(Data entries)

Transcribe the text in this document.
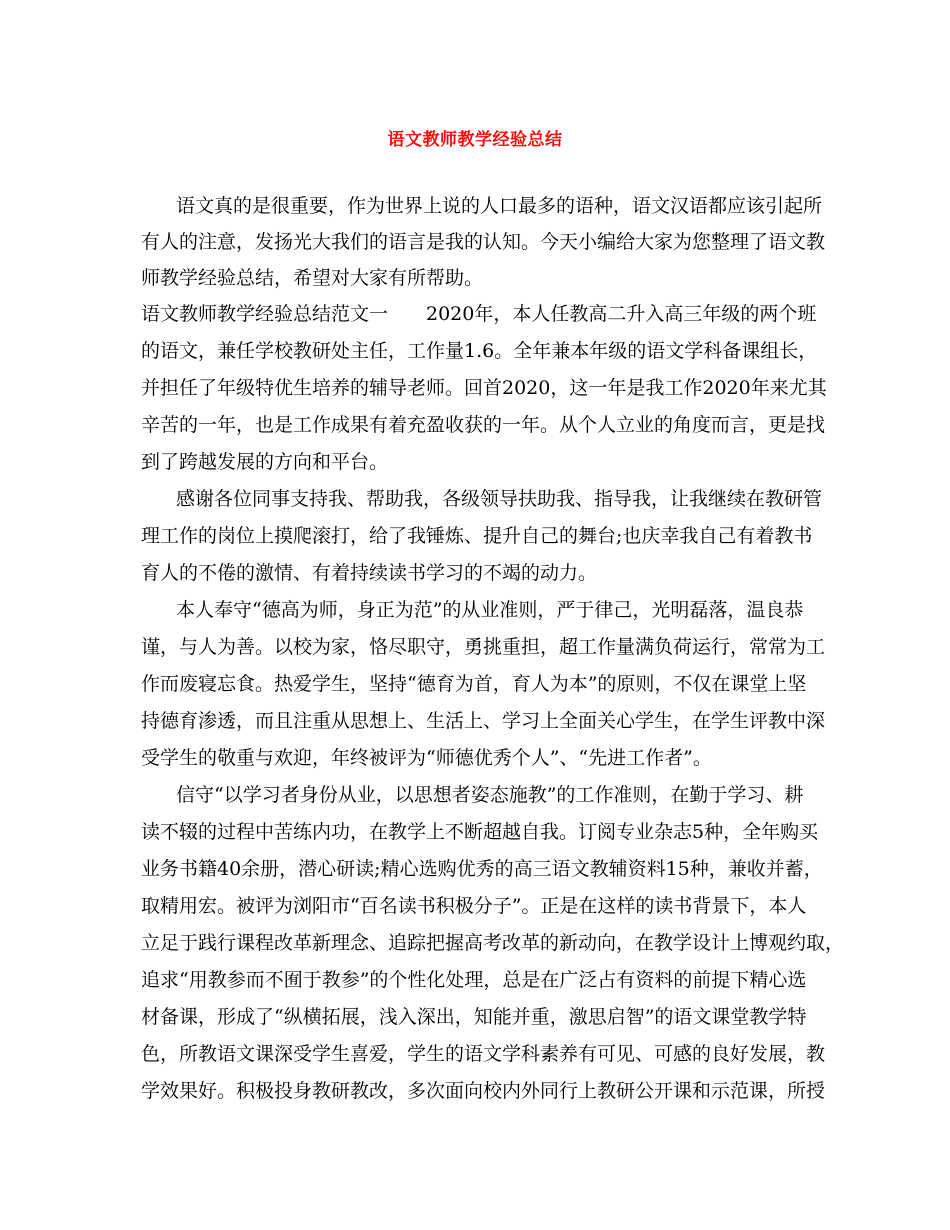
语文教师教学经验总结

语文真的是很重要，作为世界上说的人口最多的语种，语文汉语都应该引起所

有人的注意，发扬光大我们的语言是我的认知。今天小编给大家为您整理了语文教

师教学经验总结，希望对大家有所帮助。

语文教师教学经验总结范文一　　2020年，本人任教高二升入高三年级的两个班

的语文，兼任学校教研处主任，工作量1.6。全年兼本年级的语文学科备课组长，

并担任了年级特优生培养的辅导老师。回首2020，这一年是我工作2020年来尤其

辛苦的一年，也是工作成果有着充盈收获的一年。从个人立业的角度而言，更是找

到了跨越发展的方向和平台。

感谢各位同事支持我、帮助我，各级领导扶助我、指导我，让我继续在教研管

理工作的岗位上摸爬滚打，给了我锤炼、提升自己的舞台;也庆幸我自己有着教书

育人的不倦的激情、有着持续读书学习的不竭的动力。

本人奉守“德高为师，身正为范”的从业准则，严于律己，光明磊落，温良恭

谨，与人为善。以校为家，恪尽职守，勇挑重担，超工作量满负荷运行，常常为工

作而废寝忘食。热爱学生，坚持“德育为首，育人为本”的原则，不仅在课堂上坚

持德育渗透，而且注重从思想上、生活上、学习上全面关心学生，在学生评教中深

受学生的敬重与欢迎，年终被评为“师德优秀个人”、“先进工作者”。

信守“以学习者身份从业，以思想者姿态施教”的工作准则，在勤于学习、耕

读不辍的过程中苦练内功，在教学上不断超越自我。订阅专业杂志5种，全年购买

业务书籍40余册，潜心研读;精心选购优秀的高三语文教辅资料15种，兼收并蓄，

取精用宏。被评为浏阳市“百名读书积极分子”。正是在这样的读书背景下，本人

立足于践行课程改革新理念、追踪把握高考改革的新动向，在教学设计上博观约取，

追求“用教参而不囿于教参”的个性化处理，总是在广泛占有资料的前提下精心选

材备课，形成了“纵横拓展，浅入深出，知能并重，激思启智”的语文课堂教学特

色，所教语文课深受学生喜爱，学生的语文学科素养有可见、可感的良好发展，教

学效果好。积极投身教研教改，多次面向校内外同行上教研公开课和示范课，所授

=== Exercise aim ===
Return all of the entries exactly as written, but drop any pictures they hold.

=== Result ===
Transcribe the text in this document.
语文教师教学经验总结

语文真的是很重要，作为世界上说的人口最多的语种，语文汉语都应该引起所

有人的注意，发扬光大我们的语言是我的认知。今天小编给大家为您整理了语文教

师教学经验总结，希望对大家有所帮助。

语文教师教学经验总结范文一　　2020年，本人任教高二升入高三年级的两个班

的语文，兼任学校教研处主任，工作量1.6。全年兼本年级的语文学科备课组长，

并担任了年级特优生培养的辅导老师。回首2020，这一年是我工作2020年来尤其

辛苦的一年，也是工作成果有着充盈收获的一年。从个人立业的角度而言，更是找

到了跨越发展的方向和平台。

感谢各位同事支持我、帮助我，各级领导扶助我、指导我，让我继续在教研管

理工作的岗位上摸爬滚打，给了我锤炼、提升自己的舞台;也庆幸我自己有着教书

育人的不倦的激情、有着持续读书学习的不竭的动力。

本人奉守“德高为师，身正为范”的从业准则，严于律己，光明磊落，温良恭

谨，与人为善。以校为家，恪尽职守，勇挑重担，超工作量满负荷运行，常常为工

作而废寝忘食。热爱学生，坚持“德育为首，育人为本”的原则，不仅在课堂上坚

持德育渗透，而且注重从思想上、生活上、学习上全面关心学生，在学生评教中深

受学生的敬重与欢迎，年终被评为“师德优秀个人”、“先进工作者”。

信守“以学习者身份从业，以思想者姿态施教”的工作准则，在勤于学习、耕

读不辍的过程中苦练内功，在教学上不断超越自我。订阅专业杂志5种，全年购买

业务书籍40余册，潜心研读;精心选购优秀的高三语文教辅资料15种，兼收并蓄，

取精用宏。被评为浏阳市“百名读书积极分子”。正是在这样的读书背景下，本人

立足于践行课程改革新理念、追踪把握高考改革的新动向，在教学设计上博观约取，

追求“用教参而不囿于教参”的个性化处理，总是在广泛占有资料的前提下精心选

材备课，形成了“纵横拓展，浅入深出，知能并重，激思启智”的语文课堂教学特

色，所教语文课深受学生喜爱，学生的语文学科素养有可见、可感的良好发展，教

学效果好。积极投身教研教改，多次面向校内外同行上教研公开课和示范课，所授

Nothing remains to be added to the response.